▸ Exercise instructions
Gather every line from the entries below that includes "tượng".

================

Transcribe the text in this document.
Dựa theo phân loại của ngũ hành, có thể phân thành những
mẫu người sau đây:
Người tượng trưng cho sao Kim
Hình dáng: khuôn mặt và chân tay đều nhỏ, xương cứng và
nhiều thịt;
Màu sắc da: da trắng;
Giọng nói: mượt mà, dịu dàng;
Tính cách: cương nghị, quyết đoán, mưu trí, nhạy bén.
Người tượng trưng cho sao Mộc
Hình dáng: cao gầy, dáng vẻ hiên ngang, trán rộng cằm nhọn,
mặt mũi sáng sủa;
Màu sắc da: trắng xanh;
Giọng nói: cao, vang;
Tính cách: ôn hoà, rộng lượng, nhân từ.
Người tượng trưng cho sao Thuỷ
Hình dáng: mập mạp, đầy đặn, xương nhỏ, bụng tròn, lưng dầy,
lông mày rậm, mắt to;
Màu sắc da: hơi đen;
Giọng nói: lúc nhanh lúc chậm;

================

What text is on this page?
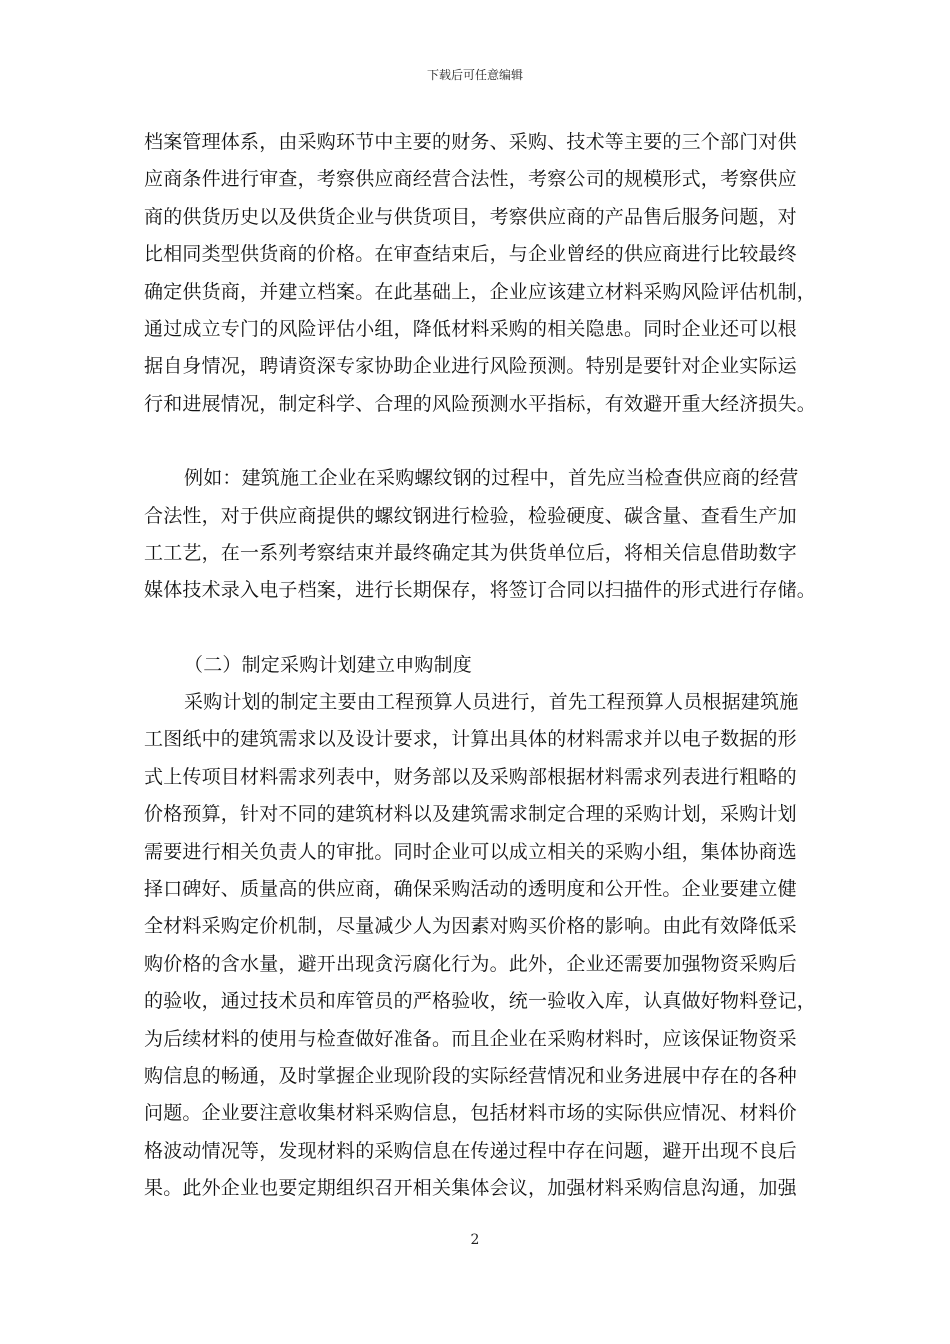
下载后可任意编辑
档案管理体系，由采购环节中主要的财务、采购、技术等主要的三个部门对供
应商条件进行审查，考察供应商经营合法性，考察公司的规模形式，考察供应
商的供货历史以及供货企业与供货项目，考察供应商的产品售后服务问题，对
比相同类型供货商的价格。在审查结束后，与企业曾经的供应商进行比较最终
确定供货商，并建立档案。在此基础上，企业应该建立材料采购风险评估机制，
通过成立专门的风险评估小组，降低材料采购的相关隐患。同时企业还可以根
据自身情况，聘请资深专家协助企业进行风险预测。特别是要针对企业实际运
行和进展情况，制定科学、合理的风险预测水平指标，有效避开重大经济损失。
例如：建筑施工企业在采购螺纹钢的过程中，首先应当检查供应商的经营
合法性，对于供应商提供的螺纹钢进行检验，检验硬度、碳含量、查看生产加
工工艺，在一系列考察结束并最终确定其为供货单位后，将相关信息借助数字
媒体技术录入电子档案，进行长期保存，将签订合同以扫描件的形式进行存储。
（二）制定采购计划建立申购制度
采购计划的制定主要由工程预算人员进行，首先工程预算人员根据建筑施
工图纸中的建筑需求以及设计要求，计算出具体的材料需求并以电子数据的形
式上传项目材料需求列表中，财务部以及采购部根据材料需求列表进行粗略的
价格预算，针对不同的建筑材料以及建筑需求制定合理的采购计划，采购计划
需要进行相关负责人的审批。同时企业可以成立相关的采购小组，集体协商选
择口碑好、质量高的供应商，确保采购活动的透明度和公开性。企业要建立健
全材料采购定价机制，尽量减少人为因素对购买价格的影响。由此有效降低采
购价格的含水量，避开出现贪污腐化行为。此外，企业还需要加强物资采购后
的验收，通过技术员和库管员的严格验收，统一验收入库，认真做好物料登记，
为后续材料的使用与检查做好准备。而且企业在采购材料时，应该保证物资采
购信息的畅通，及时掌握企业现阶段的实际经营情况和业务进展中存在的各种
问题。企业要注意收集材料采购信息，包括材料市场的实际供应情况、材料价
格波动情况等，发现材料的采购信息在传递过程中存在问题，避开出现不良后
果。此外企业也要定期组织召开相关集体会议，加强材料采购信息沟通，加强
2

================

▸ Full answer
Người tượng trưng cho sao Kim
Người tượng trưng cho sao Mộc
Người tượng trưng cho sao Thuỷ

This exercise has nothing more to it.